- **Task instructions**:
Write out all of the entries that follow, word for word, but skip the pictures.

(Chart and figure data)

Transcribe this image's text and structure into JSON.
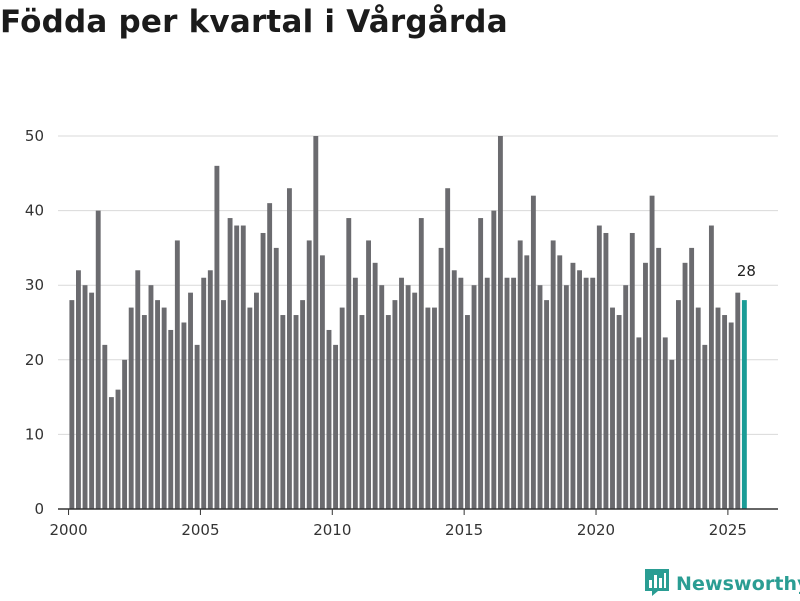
{
  "title": "Födda per kvartal i Vårgårda",
  "brand": {
    "name": "Newsworthy",
    "logo_icon": "newsworthy-logo-icon"
  },
  "colors": {
    "bar": "#6b6b6f",
    "highlight": "#1a9c96",
    "grid": "#d9d9d9",
    "axis": "#333333",
    "brand": "#2a9d93"
  },
  "chart_data": {
    "type": "bar",
    "title": "Födda per kvartal i Vårgårda",
    "xlabel": "",
    "ylabel": "",
    "ylim": [
      0,
      50
    ],
    "yticks": [
      0,
      10,
      20,
      30,
      40,
      50
    ],
    "xticks": [
      2000,
      2005,
      2010,
      2015,
      2020,
      2025
    ],
    "x_range": [
      1999.6,
      2026.9
    ],
    "grid": "horizontal",
    "highlight_index": 102,
    "highlight_label": "28",
    "categories": [
      "2000 K1",
      "2000 K2",
      "2000 K3",
      "2000 K4",
      "2001 K1",
      "2001 K2",
      "2001 K3",
      "2001 K4",
      "2002 K1",
      "2002 K2",
      "2002 K3",
      "2002 K4",
      "2003 K1",
      "2003 K2",
      "2003 K3",
      "2003 K4",
      "2004 K1",
      "2004 K2",
      "2004 K3",
      "2004 K4",
      "2005 K1",
      "2005 K2",
      "2005 K3",
      "2005 K4",
      "2006 K1",
      "2006 K2",
      "2006 K3",
      "2006 K4",
      "2007 K1",
      "2007 K2",
      "2007 K3",
      "2007 K4",
      "2008 K1",
      "2008 K2",
      "2008 K3",
      "2008 K4",
      "2009 K1",
      "2009 K2",
      "2009 K3",
      "2009 K4",
      "2010 K1",
      "2010 K2",
      "2010 K3",
      "2010 K4",
      "2011 K1",
      "2011 K2",
      "2011 K3",
      "2011 K4",
      "2012 K1",
      "2012 K2",
      "2012 K3",
      "2012 K4",
      "2013 K1",
      "2013 K2",
      "2013 K3",
      "2013 K4",
      "2014 K1",
      "2014 K2",
      "2014 K3",
      "2014 K4",
      "2015 K1",
      "2015 K2",
      "2015 K3",
      "2015 K4",
      "2016 K1",
      "2016 K2",
      "2016 K3",
      "2016 K4",
      "2017 K1",
      "2017 K2",
      "2017 K3",
      "2017 K4",
      "2018 K1",
      "2018 K2",
      "2018 K3",
      "2018 K4",
      "2019 K1",
      "2019 K2",
      "2019 K3",
      "2019 K4",
      "2020 K1",
      "2020 K2",
      "2020 K3",
      "2020 K4",
      "2021 K1",
      "2021 K2",
      "2021 K3",
      "2021 K4",
      "2022 K1",
      "2022 K2",
      "2022 K3",
      "2022 K4",
      "2023 K1",
      "2023 K2",
      "2023 K3",
      "2023 K4",
      "2024 K1",
      "2024 K2",
      "2024 K3",
      "2024 K4",
      "2025 K1",
      "2025 K2",
      "2025 K3"
    ],
    "values": [
      28,
      32,
      30,
      29,
      40,
      22,
      15,
      16,
      20,
      27,
      32,
      26,
      30,
      28,
      27,
      24,
      36,
      25,
      29,
      22,
      31,
      32,
      46,
      28,
      39,
      38,
      38,
      27,
      29,
      37,
      41,
      35,
      26,
      43,
      26,
      28,
      36,
      50,
      34,
      24,
      22,
      27,
      39,
      31,
      26,
      36,
      33,
      30,
      26,
      28,
      31,
      30,
      29,
      39,
      27,
      27,
      35,
      43,
      32,
      31,
      26,
      30,
      39,
      31,
      40,
      50,
      31,
      31,
      36,
      34,
      42,
      30,
      28,
      36,
      34,
      30,
      33,
      32,
      31,
      31,
      38,
      37,
      27,
      26,
      30,
      37,
      23,
      33,
      42,
      35,
      23,
      20,
      28,
      33,
      35,
      27,
      22,
      38,
      27,
      26,
      25,
      29,
      28
    ]
  }
}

- **Exercise output**:
Transcribe this image's text and structure into JSON.
{
  "title": "Födda per kvartal i Vårgårda",
  "brand": {
    "name": "Newsworthy",
    "logo_icon": "newsworthy-logo-icon"
  },
  "colors": {
    "bar": "#6b6b6f",
    "highlight": "#1a9c96",
    "grid": "#d9d9d9",
    "axis": "#333333",
    "brand": "#2a9d93"
  },
  "chart_data": {
    "type": "bar",
    "title": "Födda per kvartal i Vårgårda",
    "xlabel": "",
    "ylabel": "",
    "ylim": [
      0,
      50
    ],
    "yticks": [
      0,
      10,
      20,
      30,
      40,
      50
    ],
    "xticks": [
      2000,
      2005,
      2010,
      2015,
      2020,
      2025
    ],
    "x_range": [
      1999.6,
      2026.9
    ],
    "grid": "horizontal",
    "highlight_index": 102,
    "highlight_label": "28",
    "categories": [
      "2000 K1",
      "2000 K2",
      "2000 K3",
      "2000 K4",
      "2001 K1",
      "2001 K2",
      "2001 K3",
      "2001 K4",
      "2002 K1",
      "2002 K2",
      "2002 K3",
      "2002 K4",
      "2003 K1",
      "2003 K2",
      "2003 K3",
      "2003 K4",
      "2004 K1",
      "2004 K2",
      "2004 K3",
      "2004 K4",
      "2005 K1",
      "2005 K2",
      "2005 K3",
      "2005 K4",
      "2006 K1",
      "2006 K2",
      "2006 K3",
      "2006 K4",
      "2007 K1",
      "2007 K2",
      "2007 K3",
      "2007 K4",
      "2008 K1",
      "2008 K2",
      "2008 K3",
      "2008 K4",
      "2009 K1",
      "2009 K2",
      "2009 K3",
      "2009 K4",
      "2010 K1",
      "2010 K2",
      "2010 K3",
      "2010 K4",
      "2011 K1",
      "2011 K2",
      "2011 K3",
      "2011 K4",
      "2012 K1",
      "2012 K2",
      "2012 K3",
      "2012 K4",
      "2013 K1",
      "2013 K2",
      "2013 K3",
      "2013 K4",
      "2014 K1",
      "2014 K2",
      "2014 K3",
      "2014 K4",
      "2015 K1",
      "2015 K2",
      "2015 K3",
      "2015 K4",
      "2016 K1",
      "2016 K2",
      "2016 K3",
      "2016 K4",
      "2017 K1",
      "2017 K2",
      "2017 K3",
      "2017 K4",
      "2018 K1",
      "2018 K2",
      "2018 K3",
      "2018 K4",
      "2019 K1",
      "2019 K2",
      "2019 K3",
      "2019 K4",
      "2020 K1",
      "2020 K2",
      "2020 K3",
      "2020 K4",
      "2021 K1",
      "2021 K2",
      "2021 K3",
      "2021 K4",
      "2022 K1",
      "2022 K2",
      "2022 K3",
      "2022 K4",
      "2023 K1",
      "2023 K2",
      "2023 K3",
      "2023 K4",
      "2024 K1",
      "2024 K2",
      "2024 K3",
      "2024 K4",
      "2025 K1",
      "2025 K2",
      "2025 K3"
    ],
    "values": [
      28,
      32,
      30,
      29,
      40,
      22,
      15,
      16,
      20,
      27,
      32,
      26,
      30,
      28,
      27,
      24,
      36,
      25,
      29,
      22,
      31,
      32,
      46,
      28,
      39,
      38,
      38,
      27,
      29,
      37,
      41,
      35,
      26,
      43,
      26,
      28,
      36,
      50,
      34,
      24,
      22,
      27,
      39,
      31,
      26,
      36,
      33,
      30,
      26,
      28,
      31,
      30,
      29,
      39,
      27,
      27,
      35,
      43,
      32,
      31,
      26,
      30,
      39,
      31,
      40,
      50,
      31,
      31,
      36,
      34,
      42,
      30,
      28,
      36,
      34,
      30,
      33,
      32,
      31,
      31,
      38,
      37,
      27,
      26,
      30,
      37,
      23,
      33,
      42,
      35,
      23,
      20,
      28,
      33,
      35,
      27,
      22,
      38,
      27,
      26,
      25,
      29,
      28
    ]
  }
}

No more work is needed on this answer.